-- BEGIN --

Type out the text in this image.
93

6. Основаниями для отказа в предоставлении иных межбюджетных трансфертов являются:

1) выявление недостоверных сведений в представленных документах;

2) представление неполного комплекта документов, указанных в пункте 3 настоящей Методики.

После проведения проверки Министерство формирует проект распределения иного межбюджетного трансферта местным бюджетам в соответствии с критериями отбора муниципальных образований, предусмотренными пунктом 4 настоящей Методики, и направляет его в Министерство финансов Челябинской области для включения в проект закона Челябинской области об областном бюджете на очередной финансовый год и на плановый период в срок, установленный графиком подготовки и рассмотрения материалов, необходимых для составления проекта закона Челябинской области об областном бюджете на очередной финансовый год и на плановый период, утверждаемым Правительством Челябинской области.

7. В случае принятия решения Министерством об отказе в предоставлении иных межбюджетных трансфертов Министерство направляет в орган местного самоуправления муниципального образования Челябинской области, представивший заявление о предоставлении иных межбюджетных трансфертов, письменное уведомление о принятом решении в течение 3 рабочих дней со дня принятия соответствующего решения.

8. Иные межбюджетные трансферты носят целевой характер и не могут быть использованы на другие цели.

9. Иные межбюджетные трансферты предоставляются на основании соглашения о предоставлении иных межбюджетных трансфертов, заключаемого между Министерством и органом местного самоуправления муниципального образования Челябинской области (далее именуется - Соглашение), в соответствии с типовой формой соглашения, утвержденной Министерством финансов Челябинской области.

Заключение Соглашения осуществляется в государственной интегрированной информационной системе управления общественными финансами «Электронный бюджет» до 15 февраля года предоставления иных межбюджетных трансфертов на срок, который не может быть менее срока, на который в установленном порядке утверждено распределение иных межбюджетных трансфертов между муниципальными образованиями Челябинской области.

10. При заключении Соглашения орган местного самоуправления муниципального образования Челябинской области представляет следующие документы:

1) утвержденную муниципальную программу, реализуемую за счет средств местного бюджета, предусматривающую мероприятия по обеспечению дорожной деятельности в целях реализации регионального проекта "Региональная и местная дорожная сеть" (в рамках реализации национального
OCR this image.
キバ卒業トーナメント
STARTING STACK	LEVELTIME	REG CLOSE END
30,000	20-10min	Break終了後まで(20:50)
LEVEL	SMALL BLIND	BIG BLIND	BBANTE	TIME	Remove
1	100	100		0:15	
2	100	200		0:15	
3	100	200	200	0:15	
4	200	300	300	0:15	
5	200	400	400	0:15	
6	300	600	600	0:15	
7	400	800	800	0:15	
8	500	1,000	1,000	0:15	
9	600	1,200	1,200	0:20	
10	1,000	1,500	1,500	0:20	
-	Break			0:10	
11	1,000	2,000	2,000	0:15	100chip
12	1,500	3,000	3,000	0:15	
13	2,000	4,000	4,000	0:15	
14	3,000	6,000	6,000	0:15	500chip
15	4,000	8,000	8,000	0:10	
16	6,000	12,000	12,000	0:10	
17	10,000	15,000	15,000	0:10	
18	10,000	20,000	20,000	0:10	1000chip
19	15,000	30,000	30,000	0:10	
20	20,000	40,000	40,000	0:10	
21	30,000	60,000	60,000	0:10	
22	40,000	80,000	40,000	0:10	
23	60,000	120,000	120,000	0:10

-- END --

= What the task asks =
Set out the complete listing exactly as shown.

= The reply =
Type out the text in this image.
93

6. Основаниями для отказа в предоставлении иных межбюджетных трансфертов являются:

1) выявление недостоверных сведений в представленных документах;

2) представление неполного комплекта документов, указанных в пункте 3 настоящей Методики.

После проведения проверки Министерство формирует проект распределения иного межбюджетного трансферта местным бюджетам в соответствии с критериями отбора муниципальных образований, предусмотренными пунктом 4 настоящей Методики, и направляет его в Министерство финансов Челябинской области для включения в проект закона Челябинской области об областном бюджете на очередной финансовый год и на плановый период в срок, установленный графиком подготовки и рассмотрения материалов, необходимых для составления проекта закона Челябинской области об областном бюджете на очередной финансовый год и на плановый период, утверждаемым Правительством Челябинской области.

7. В случае принятия решения Министерством об отказе в предоставлении иных межбюджетных трансфертов Министерство направляет в орган местного самоуправления муниципального образования Челябинской области, представивший заявление о предоставлении иных межбюджетных трансфертов, письменное уведомление о принятом решении в течение 3 рабочих дней со дня принятия соответствующего решения.

8. Иные межбюджетные трансферты носят целевой характер и не могут быть использованы на другие цели.

9. Иные межбюджетные трансферты предоставляются на основании соглашения о предоставлении иных межбюджетных трансфертов, заключаемого между Министерством и органом местного самоуправления муниципального образования Челябинской области (далее именуется - Соглашение), в соответствии с типовой формой соглашения, утвержденной Министерством финансов Челябинской области.

Заключение Соглашения осуществляется в государственной интегрированной информационной системе управления общественными финансами «Электронный бюджет» до 15 февраля года предоставления иных межбюджетных трансфертов на срок, который не может быть менее срока, на который в установленном порядке утверждено распределение иных межбюджетных трансфертов между муниципальными образованиями Челябинской области.

10. При заключении Соглашения орган местного самоуправления муниципального образования Челябинской области представляет следующие документы:

1) утвержденную муниципальную программу, реализуемую за счет средств местного бюджета, предусматривающую мероприятия по обеспечению дорожной деятельности в целях реализации регионального проекта "Региональная и местная дорожная сеть" (в рамках реализации национального
OCR this image.
キバ卒業トーナメント
STARTING STACK	LEVELTIME	REG CLOSE END
30,000	20-10min	Break終了後まで(20:50)
LEVEL	SMALL BLIND	BIG BLIND	BBANTE	TIME	Remove
1	100	100		0:15	
2	100	200		0:15	
3	100	200	200	0:15	
4	200	300	300	0:15	
5	200	400	400	0:15	
6	300	600	600	0:15	
7	400	800	800	0:15	
8	500	1,000	1,000	0:15	
9	600	1,200	1,200	0:20	
10	1,000	1,500	1,500	0:20	
-	Break			0:10	
11	1,000	2,000	2,000	0:15	100chip
12	1,500	3,000	3,000	0:15	
13	2,000	4,000	4,000	0:15	
14	3,000	6,000	6,000	0:15	500chip
15	4,000	8,000	8,000	0:10	
16	6,000	12,000	12,000	0:10	
17	10,000	15,000	15,000	0:10	
18	10,000	20,000	20,000	0:10	1000chip
19	15,000	30,000	30,000	0:10	
20	20,000	40,000	40,000	0:10	
21	30,000	60,000	60,000	0:10	
22	40,000	80,000	40,000	0:10	
23	60,000	120,000	120,000	0:10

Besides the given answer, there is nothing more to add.